SHORT TASK → Could you write out every record below exactly, leaving out any pictures?

—————

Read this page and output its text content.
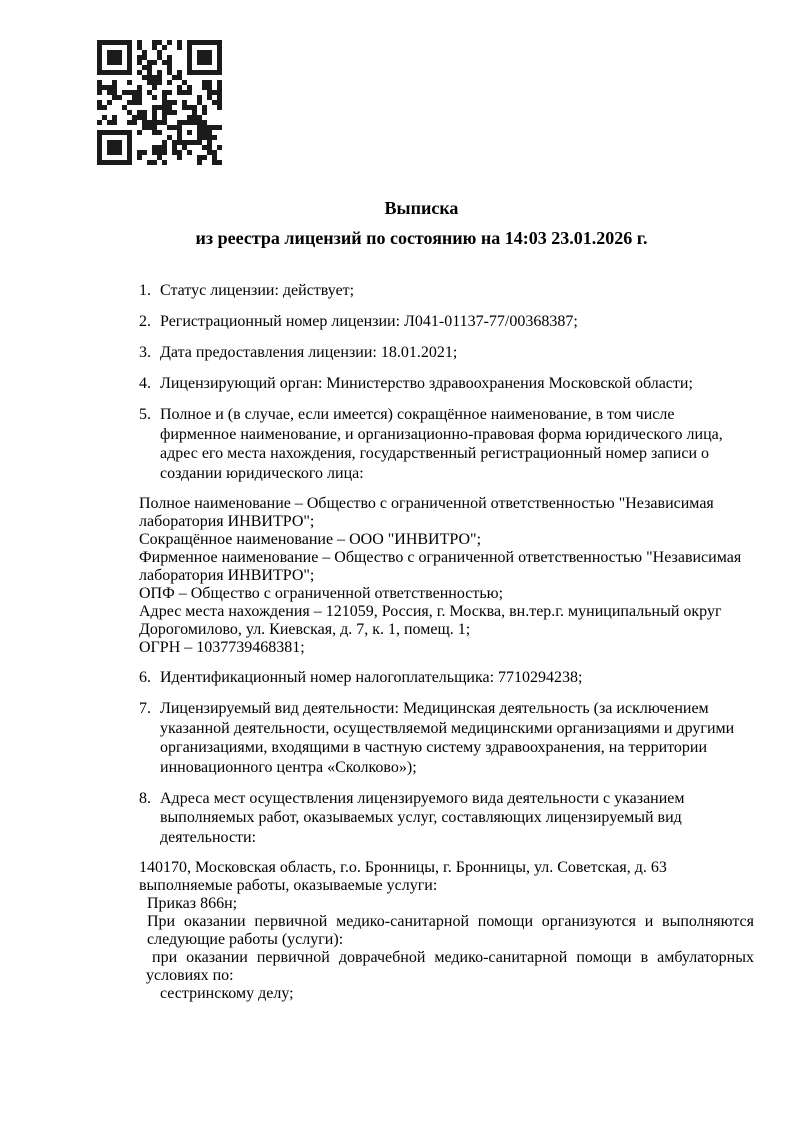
Выписка
из реестра лицензий по состоянию на 14:03 23.01.2026 г.
1. Статус лицензии: действует;
2. Регистрационный номер лицензии: Л041-01137-77/00368387;
3. Дата предоставления лицензии: 18.01.2021;
4. Лицензирующий орган: Министерство здравоохранения Московской области;
5. Полное и (в случае, если имеется) сокращённое наименование, в том числе фирменное наименование, и организационно-правовая форма юридического лица, адрес его места нахождения, государственный регистрационный номер записи о создании юридического лица:
Полное наименование – Общество с ограниченной ответственностью "Независимая лаборатория ИНВИТРО";
Сокращённое наименование – ООО "ИНВИТРО";
Фирменное наименование – Общество с ограниченной ответственностью "Независимая лаборатория ИНВИТРО";
ОПФ – Общество с ограниченной ответственностью;
Адрес места нахождения – 121059, Россия, г. Москва, вн.тер.г. муниципальный округ Дорогомилово, ул. Киевская, д. 7, к. 1, помещ. 1;
ОГРН – 1037739468381;
6. Идентификационный номер налогоплательщика: 7710294238;
7. Лицензируемый вид деятельности: Медицинская деятельность (за исключением указанной деятельности, осуществляемой медицинскими организациями и другими организациями, входящими в частную систему здравоохранения, на территории инновационного центра «Сколково»);
8. Адреса мест осуществления лицензируемого вида деятельности с указанием выполняемых работ, оказываемых услуг, составляющих лицензируемый вид деятельности:
140170, Московская область, г.о. Бронницы, г. Бронницы, ул. Советская, д. 63
выполняемые работы, оказываемые услуги:
Приказ 866н;
При оказании первичной медико-санитарной помощи организуются и выполняются следующие работы (услуги):
при оказании первичной доврачебной медико-санитарной помощи в амбулаторных условиях по:
сестринскому делу;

—————

COMPLETED EXERCISE →
Read this page and output its text content.
Выписка
из реестра лицензий по состоянию на 14:03 23.01.2026 г.
1. Статус лицензии: действует;
2. Регистрационный номер лицензии: Л041-01137-77/00368387;
3. Дата предоставления лицензии: 18.01.2021;
4. Лицензирующий орган: Министерство здравоохранения Московской области;
5. Полное и (в случае, если имеется) сокращённое наименование, в том числе фирменное наименование, и организационно-правовая форма юридического лица, адрес его места нахождения, государственный регистрационный номер записи о создании юридического лица:
Полное наименование – Общество с ограниченной ответственностью "Независимая лаборатория ИНВИТРО";
Сокращённое наименование – ООО "ИНВИТРО";
Фирменное наименование – Общество с ограниченной ответственностью "Независимая лаборатория ИНВИТРО";
ОПФ – Общество с ограниченной ответственностью;
Адрес места нахождения – 121059, Россия, г. Москва, вн.тер.г. муниципальный округ Дорогомилово, ул. Киевская, д. 7, к. 1, помещ. 1;
ОГРН – 1037739468381;
6. Идентификационный номер налогоплательщика: 7710294238;
7. Лицензируемый вид деятельности: Медицинская деятельность (за исключением указанной деятельности, осуществляемой медицинскими организациями и другими организациями, входящими в частную систему здравоохранения, на территории инновационного центра «Сколково»);
8. Адреса мест осуществления лицензируемого вида деятельности с указанием выполняемых работ, оказываемых услуг, составляющих лицензируемый вид деятельности:
140170, Московская область, г.о. Бронницы, г. Бронницы, ул. Советская, д. 63
выполняемые работы, оказываемые услуги:
Приказ 866н;
При оказании первичной медико-санитарной помощи организуются и выполняются следующие работы (услуги):
при оказании первичной доврачебной медико-санитарной помощи в амбулаторных условиях по:
сестринскому делу;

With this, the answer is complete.